__Exercise description__
Extract each line bearing the word "含家化病区".

(Items listed in a dataset)
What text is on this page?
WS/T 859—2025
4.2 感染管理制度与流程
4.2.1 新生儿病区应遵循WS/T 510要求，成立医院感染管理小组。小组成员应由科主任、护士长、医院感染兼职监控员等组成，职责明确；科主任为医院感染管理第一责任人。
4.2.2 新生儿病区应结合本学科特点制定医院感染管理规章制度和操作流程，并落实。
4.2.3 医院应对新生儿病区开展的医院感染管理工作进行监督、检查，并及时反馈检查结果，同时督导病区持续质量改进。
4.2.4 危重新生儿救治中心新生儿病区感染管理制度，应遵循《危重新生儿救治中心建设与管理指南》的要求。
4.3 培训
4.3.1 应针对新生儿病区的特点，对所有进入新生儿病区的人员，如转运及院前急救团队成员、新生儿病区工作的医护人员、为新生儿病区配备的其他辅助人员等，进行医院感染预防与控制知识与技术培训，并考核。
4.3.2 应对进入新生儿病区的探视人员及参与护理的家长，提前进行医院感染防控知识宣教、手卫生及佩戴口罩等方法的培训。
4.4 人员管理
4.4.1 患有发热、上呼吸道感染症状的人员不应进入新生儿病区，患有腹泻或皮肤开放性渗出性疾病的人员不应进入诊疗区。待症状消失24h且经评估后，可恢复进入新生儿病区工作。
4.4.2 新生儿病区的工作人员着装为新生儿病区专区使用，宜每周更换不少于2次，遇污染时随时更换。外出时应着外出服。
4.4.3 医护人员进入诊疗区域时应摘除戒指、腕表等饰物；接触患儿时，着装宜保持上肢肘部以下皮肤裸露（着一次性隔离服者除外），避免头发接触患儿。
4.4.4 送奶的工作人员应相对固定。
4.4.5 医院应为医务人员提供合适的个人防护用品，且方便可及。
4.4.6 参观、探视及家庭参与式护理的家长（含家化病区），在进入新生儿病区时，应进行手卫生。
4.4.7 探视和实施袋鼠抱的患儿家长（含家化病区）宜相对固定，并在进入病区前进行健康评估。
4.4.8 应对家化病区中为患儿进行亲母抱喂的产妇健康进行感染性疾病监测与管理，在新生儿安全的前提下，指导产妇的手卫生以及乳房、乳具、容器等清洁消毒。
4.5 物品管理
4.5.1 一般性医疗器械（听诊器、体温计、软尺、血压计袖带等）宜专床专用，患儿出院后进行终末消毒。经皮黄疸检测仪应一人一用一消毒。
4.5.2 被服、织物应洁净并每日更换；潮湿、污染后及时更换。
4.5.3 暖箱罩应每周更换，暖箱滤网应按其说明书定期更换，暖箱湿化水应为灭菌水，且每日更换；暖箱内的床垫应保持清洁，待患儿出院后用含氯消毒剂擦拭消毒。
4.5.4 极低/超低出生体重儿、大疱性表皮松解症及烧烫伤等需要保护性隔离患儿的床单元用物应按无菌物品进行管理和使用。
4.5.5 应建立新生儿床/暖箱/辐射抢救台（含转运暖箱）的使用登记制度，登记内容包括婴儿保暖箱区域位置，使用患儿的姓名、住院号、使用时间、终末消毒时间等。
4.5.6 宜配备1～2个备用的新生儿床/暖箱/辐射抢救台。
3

__The answer__
4.4.6 参观、探视及家庭参与式护理的家长（含家化病区），在进入新生儿病区时，应进行手卫生。
4.4.7 探视和实施袋鼠抱的患儿家长（含家化病区）宜相对固定，并在进入病区前进行健康评估。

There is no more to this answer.